Stored entries:
↓

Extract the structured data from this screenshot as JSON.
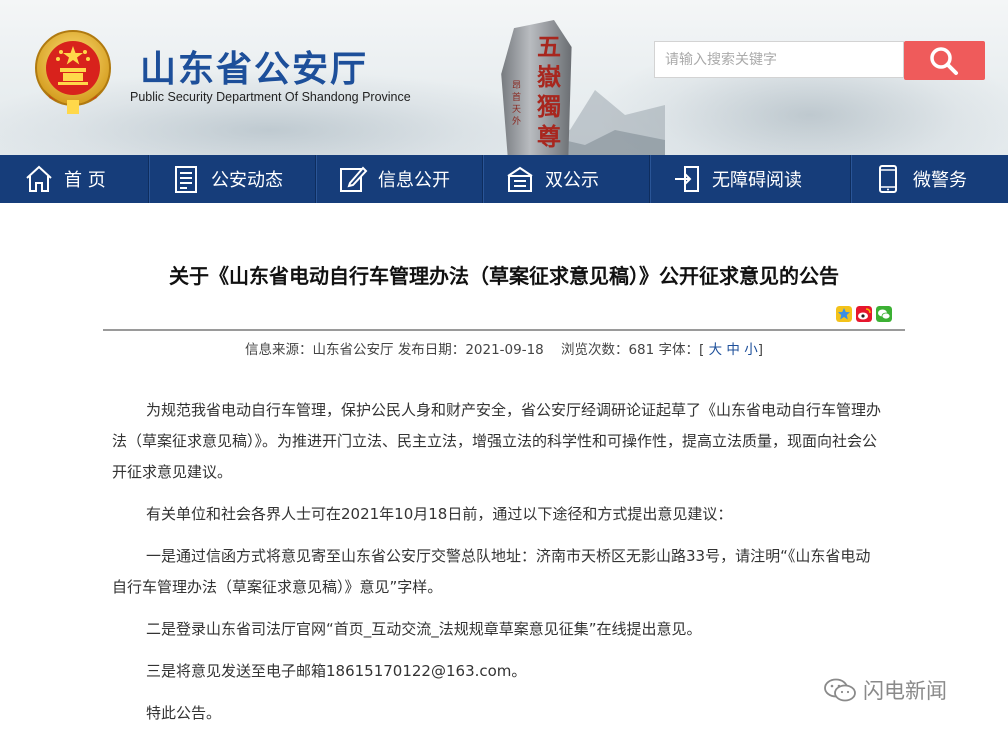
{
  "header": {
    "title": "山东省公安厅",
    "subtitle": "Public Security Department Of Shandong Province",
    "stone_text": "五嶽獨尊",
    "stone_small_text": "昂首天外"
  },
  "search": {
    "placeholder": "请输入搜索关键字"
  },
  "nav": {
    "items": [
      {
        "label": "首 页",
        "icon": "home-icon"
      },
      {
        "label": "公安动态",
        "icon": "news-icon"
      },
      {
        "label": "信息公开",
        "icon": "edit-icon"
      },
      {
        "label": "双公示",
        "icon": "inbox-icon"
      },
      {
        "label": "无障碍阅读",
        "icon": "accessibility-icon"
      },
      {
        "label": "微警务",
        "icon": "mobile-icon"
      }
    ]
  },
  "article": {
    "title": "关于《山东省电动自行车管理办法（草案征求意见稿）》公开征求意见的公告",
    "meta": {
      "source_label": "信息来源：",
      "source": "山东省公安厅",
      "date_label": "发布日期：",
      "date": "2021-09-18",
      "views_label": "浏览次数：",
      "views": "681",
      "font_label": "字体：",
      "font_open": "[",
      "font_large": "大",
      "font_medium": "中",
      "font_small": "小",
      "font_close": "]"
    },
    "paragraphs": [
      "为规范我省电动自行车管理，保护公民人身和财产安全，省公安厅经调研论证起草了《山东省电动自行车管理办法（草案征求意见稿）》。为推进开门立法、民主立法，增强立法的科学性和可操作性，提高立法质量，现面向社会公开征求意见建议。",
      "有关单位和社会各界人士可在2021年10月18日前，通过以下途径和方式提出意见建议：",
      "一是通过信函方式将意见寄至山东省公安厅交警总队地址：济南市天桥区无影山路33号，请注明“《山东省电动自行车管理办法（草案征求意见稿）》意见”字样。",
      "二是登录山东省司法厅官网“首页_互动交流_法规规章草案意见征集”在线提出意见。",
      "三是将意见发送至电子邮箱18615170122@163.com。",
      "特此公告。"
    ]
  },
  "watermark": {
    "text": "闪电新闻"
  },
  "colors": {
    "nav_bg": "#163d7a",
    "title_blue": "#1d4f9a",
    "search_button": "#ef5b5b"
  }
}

↑

### Short task
Pick out all lines from the data above in which the word "icon" appears.

### Response to this task
        "icon": "home-icon"
        "icon": "news-icon"
        "icon": "edit-icon"
        "icon": "inbox-icon"
        "icon": "accessibility-icon"
        "icon": "mobile-icon"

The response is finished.